### Stored records:
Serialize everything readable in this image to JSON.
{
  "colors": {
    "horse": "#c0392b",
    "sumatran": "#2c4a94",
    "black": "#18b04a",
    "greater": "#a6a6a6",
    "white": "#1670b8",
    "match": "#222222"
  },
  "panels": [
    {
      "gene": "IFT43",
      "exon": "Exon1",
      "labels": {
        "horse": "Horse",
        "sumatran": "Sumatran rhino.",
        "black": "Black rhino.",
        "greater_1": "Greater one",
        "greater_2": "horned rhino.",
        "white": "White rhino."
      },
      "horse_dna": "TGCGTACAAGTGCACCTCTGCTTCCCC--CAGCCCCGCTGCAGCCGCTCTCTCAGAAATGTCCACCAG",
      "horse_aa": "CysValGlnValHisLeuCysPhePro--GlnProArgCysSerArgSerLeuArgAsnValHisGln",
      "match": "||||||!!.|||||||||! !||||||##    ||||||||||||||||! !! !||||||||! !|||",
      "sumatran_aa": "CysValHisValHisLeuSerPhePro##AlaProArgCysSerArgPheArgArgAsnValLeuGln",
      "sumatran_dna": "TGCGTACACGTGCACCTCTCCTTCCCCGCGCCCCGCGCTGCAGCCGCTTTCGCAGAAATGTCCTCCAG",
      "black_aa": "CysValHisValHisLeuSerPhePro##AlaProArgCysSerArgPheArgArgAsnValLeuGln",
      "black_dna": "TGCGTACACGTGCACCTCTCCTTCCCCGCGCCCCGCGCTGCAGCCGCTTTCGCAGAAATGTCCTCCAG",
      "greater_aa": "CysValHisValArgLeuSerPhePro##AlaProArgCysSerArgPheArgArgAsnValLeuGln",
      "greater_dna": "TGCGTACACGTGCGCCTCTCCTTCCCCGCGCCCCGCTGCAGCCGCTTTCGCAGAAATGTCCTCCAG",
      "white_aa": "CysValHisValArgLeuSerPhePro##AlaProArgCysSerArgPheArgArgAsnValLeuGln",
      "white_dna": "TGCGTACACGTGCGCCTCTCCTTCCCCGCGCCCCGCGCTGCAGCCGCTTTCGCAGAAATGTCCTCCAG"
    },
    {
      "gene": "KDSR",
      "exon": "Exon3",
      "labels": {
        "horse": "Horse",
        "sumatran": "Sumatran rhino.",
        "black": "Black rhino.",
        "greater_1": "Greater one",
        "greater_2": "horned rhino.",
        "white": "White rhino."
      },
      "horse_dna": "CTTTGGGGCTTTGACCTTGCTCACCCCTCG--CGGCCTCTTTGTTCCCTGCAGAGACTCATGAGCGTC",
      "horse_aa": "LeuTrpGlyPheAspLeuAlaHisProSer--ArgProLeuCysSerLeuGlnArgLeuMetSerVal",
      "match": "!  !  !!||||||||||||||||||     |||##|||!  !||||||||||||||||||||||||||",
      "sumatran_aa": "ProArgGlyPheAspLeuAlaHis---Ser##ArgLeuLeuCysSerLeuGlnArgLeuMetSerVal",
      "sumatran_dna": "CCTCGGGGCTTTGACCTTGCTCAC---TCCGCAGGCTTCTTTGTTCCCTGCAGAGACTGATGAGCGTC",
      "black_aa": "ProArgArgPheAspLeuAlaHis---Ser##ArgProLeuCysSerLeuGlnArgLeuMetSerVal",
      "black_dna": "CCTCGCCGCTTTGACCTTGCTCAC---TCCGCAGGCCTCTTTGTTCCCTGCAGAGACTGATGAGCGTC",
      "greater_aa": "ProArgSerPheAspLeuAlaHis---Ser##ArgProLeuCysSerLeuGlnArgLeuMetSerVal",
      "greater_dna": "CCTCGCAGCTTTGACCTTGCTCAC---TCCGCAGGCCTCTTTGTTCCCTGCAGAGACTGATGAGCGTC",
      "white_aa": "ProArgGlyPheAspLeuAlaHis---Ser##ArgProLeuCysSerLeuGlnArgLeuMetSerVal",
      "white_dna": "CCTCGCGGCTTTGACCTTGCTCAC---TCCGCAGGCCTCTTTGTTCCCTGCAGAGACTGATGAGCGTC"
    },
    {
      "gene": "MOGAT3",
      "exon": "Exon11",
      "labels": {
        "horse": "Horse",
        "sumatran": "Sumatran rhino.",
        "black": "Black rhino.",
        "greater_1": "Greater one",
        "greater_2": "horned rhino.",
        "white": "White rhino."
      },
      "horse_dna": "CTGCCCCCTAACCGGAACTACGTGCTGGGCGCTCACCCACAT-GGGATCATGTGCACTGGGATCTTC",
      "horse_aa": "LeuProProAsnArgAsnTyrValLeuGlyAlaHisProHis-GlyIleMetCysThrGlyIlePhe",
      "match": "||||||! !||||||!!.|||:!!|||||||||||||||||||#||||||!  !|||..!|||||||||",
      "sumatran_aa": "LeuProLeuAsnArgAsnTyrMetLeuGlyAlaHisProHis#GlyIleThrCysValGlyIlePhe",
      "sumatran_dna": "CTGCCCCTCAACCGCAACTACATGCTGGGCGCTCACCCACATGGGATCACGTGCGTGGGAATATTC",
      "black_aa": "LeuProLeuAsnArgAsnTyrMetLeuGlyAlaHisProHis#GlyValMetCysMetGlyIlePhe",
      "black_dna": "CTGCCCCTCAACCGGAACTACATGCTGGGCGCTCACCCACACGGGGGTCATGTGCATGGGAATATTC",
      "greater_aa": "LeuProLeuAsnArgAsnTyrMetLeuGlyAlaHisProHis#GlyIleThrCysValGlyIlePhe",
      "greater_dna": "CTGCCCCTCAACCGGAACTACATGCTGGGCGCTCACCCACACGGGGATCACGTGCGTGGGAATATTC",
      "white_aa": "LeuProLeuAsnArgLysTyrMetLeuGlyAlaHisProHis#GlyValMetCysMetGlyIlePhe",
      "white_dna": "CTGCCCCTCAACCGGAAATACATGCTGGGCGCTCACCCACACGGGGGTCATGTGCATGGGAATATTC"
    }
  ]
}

### WORK INSTRUCTIONS:
Your task is to gather every line with the word "CysValHisValArgLeuSerPhePro" and copy it.

### ANSWER BELOW:
      "greater_aa": "CysValHisValArgLeuSerPhePro##AlaProArgCysSerArgPheArgArgAsnValLeuGln",
      "white_aa": "CysValHisValArgLeuSerPhePro##AlaProArgCysSerArgPheArgArgAsnValLeuGln",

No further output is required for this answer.